/---
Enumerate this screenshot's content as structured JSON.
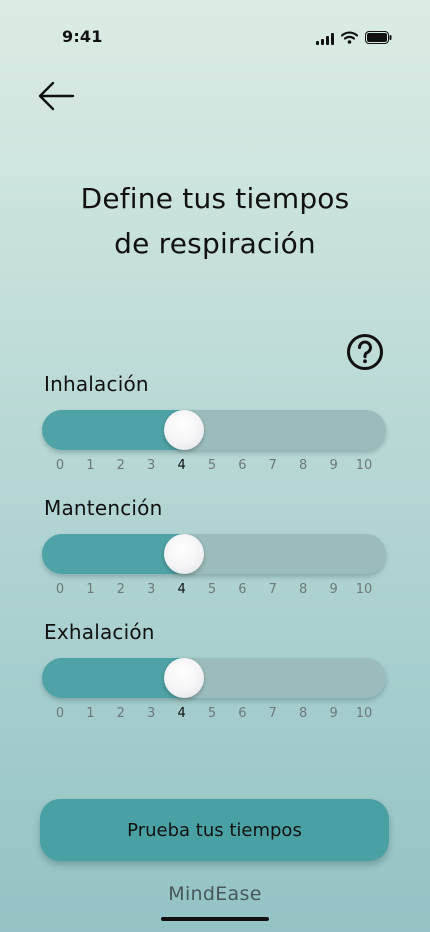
{
  "status_bar": {
    "time": "9:41"
  },
  "header": {
    "title_line1": "Define tus tiempos",
    "title_line2": "de respiración",
    "back_icon": "arrow-left-icon",
    "help_icon": "question-circle-icon"
  },
  "sliders": [
    {
      "label": "Inhalación",
      "value": 4,
      "min": 0,
      "max": 10
    },
    {
      "label": "Mantención",
      "value": 4,
      "min": 0,
      "max": 10
    },
    {
      "label": "Exhalación",
      "value": 4,
      "min": 0,
      "max": 10
    }
  ],
  "tick_labels": [
    "0",
    "1",
    "2",
    "3",
    "4",
    "5",
    "6",
    "7",
    "8",
    "9",
    "10"
  ],
  "actions": {
    "try_button_label": "Prueba tus tiempos"
  },
  "footer": {
    "brand": "MindEase"
  },
  "colors": {
    "track_fill": "#4fa3a6",
    "track_bg": "#9bbcbc",
    "button": "#4aa1a4"
  }
}
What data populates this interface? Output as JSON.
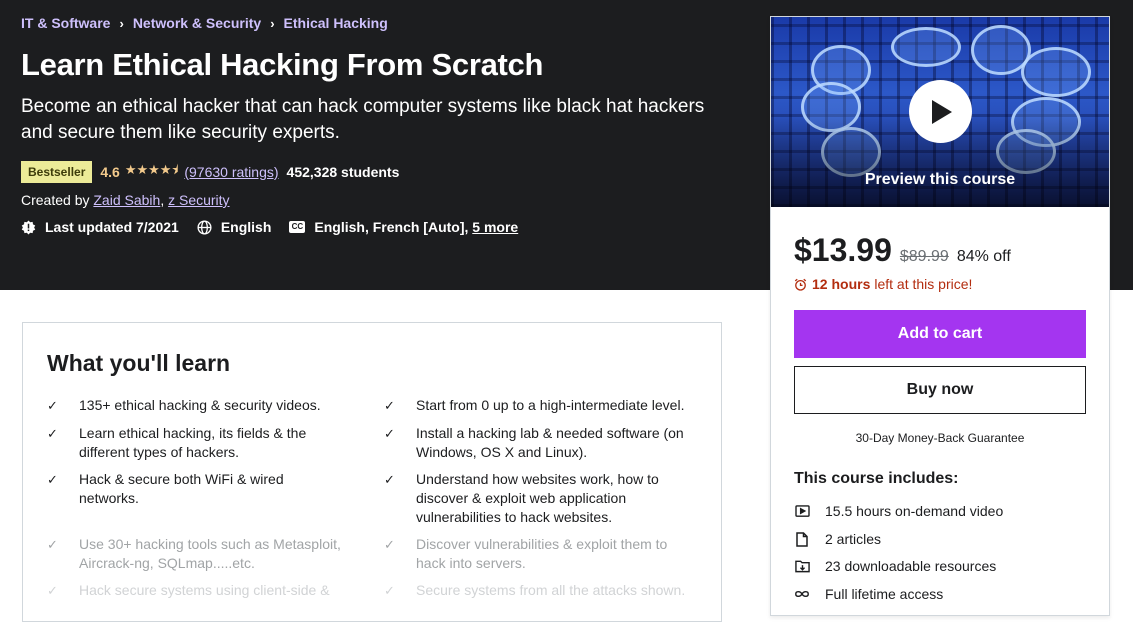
{
  "breadcrumb": [
    "IT & Software",
    "Network & Security",
    "Ethical Hacking"
  ],
  "course": {
    "title": "Learn Ethical Hacking From Scratch",
    "subtitle": "Become an ethical hacker that can hack computer systems like black hat hackers and secure them like security experts.",
    "badge": "Bestseller",
    "rating": "4.6",
    "stars_value": 4.6,
    "ratings_count": "(97630 ratings)",
    "students": "452,328 students",
    "created_by_label": "Created by",
    "instructors": [
      "Zaid Sabih",
      "z Security"
    ],
    "last_updated": "Last updated 7/2021",
    "language": "English",
    "captions": "English, French [Auto],",
    "captions_more": "5 more"
  },
  "sidebar": {
    "preview_label": "Preview this course",
    "price": "$13.99",
    "original_price": "$89.99",
    "discount": "84% off",
    "timer_hours": "12 hours",
    "timer_text": "left at this price!",
    "add_to_cart": "Add to cart",
    "buy_now": "Buy now",
    "guarantee": "30-Day Money-Back Guarantee",
    "includes_title": "This course includes:",
    "includes": [
      {
        "icon": "video-icon",
        "text": "15.5 hours on-demand video"
      },
      {
        "icon": "article-icon",
        "text": "2 articles"
      },
      {
        "icon": "download-icon",
        "text": "23 downloadable resources"
      },
      {
        "icon": "infinity-icon",
        "text": "Full lifetime access"
      }
    ]
  },
  "learn": {
    "title": "What you'll learn",
    "items": [
      "135+ ethical hacking & security videos.",
      "Start from 0 up to a high-intermediate level.",
      "Learn ethical hacking, its fields & the different types of hackers.",
      "Install a hacking lab & needed software (on Windows, OS X and Linux).",
      "Hack & secure both WiFi & wired networks.",
      "Understand how websites work, how to discover & exploit web application vulnerabilities to hack websites.",
      "Use 30+ hacking tools such as Metasploit, Aircrack-ng, SQLmap.....etc.",
      "Discover vulnerabilities & exploit them to hack into servers.",
      "Hack secure systems using client-side &",
      "Secure systems from all the attacks shown."
    ]
  },
  "colors": {
    "hero_bg": "#1c1d1f",
    "accent_purple": "#a435f0",
    "link_purple": "#cec0fc",
    "star": "#f3ca8c",
    "badge_bg": "#eceb98",
    "timer_red": "#b32d0f"
  }
}
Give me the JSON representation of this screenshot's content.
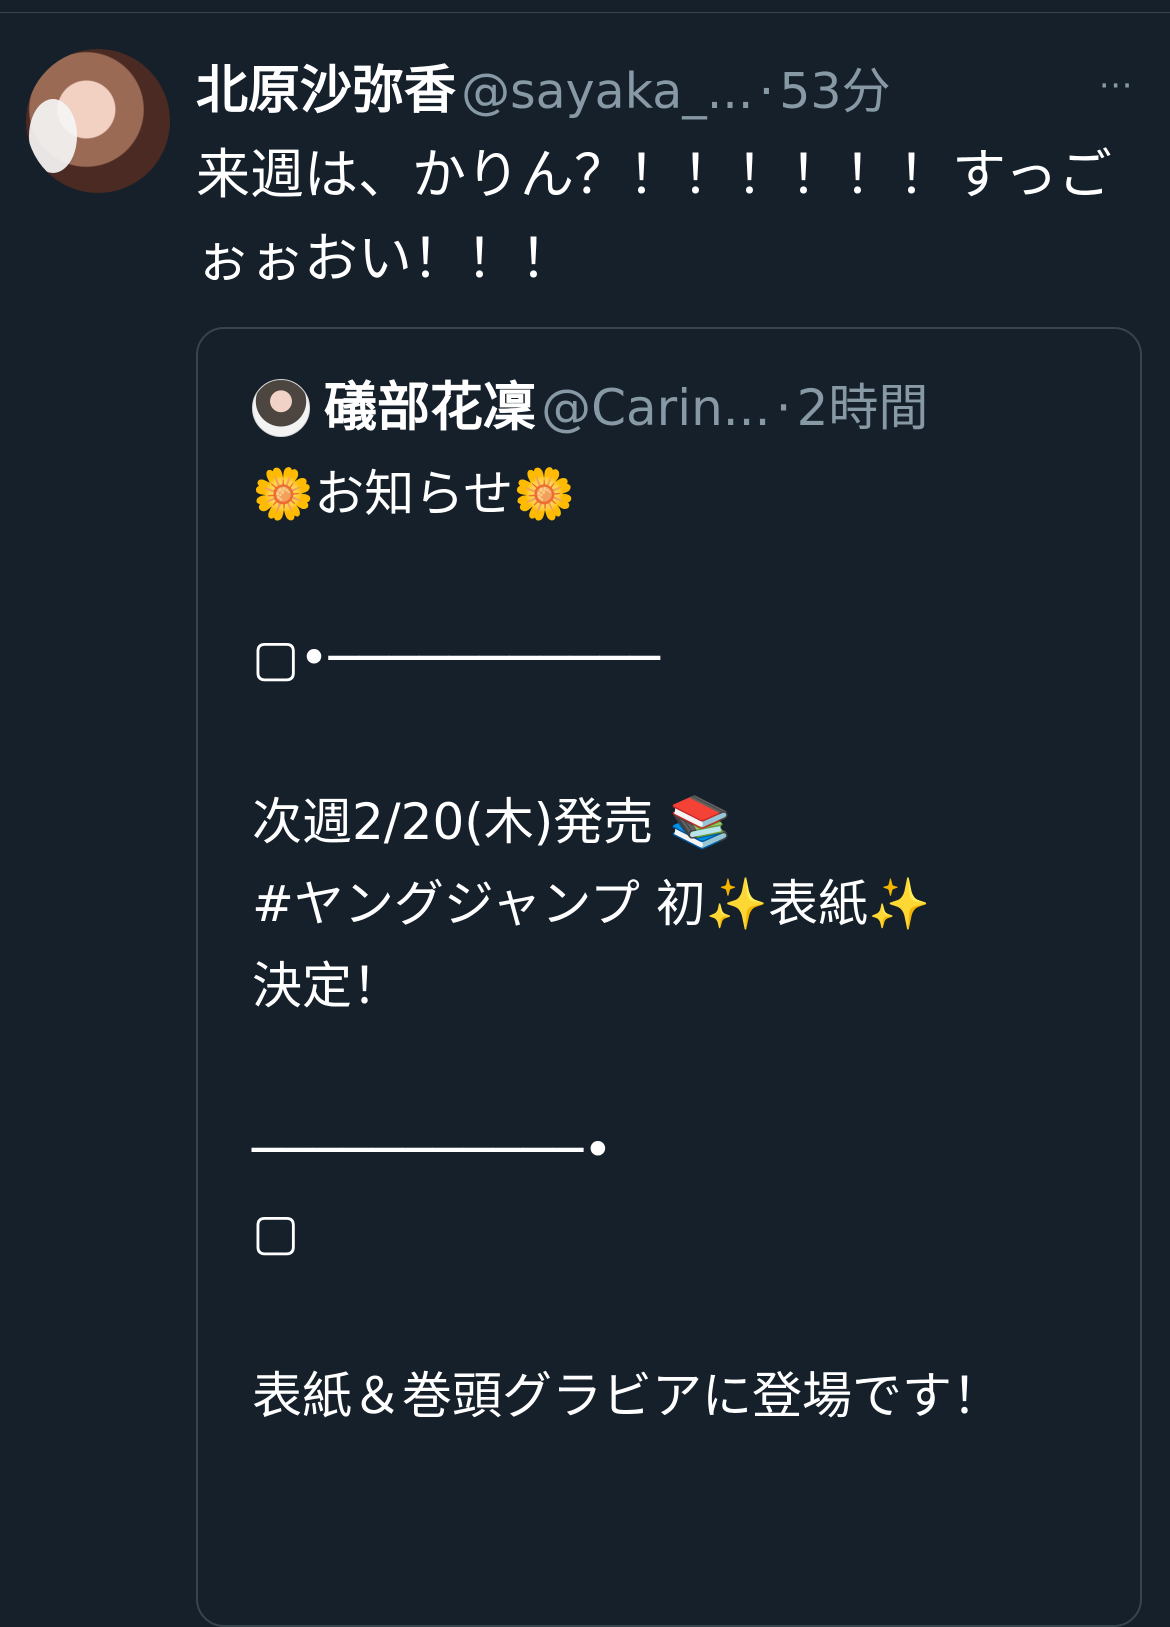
\---
## EXERCISE:
Check all the records above and select each line where the string "hackers" is found.

## SOLUTION:
    "subtitle": "Become an ethical hacker that can hack computer systems like black hat hackers and secure them like security experts.",
      "Learn ethical hacking, its fields & the different types of hackers.",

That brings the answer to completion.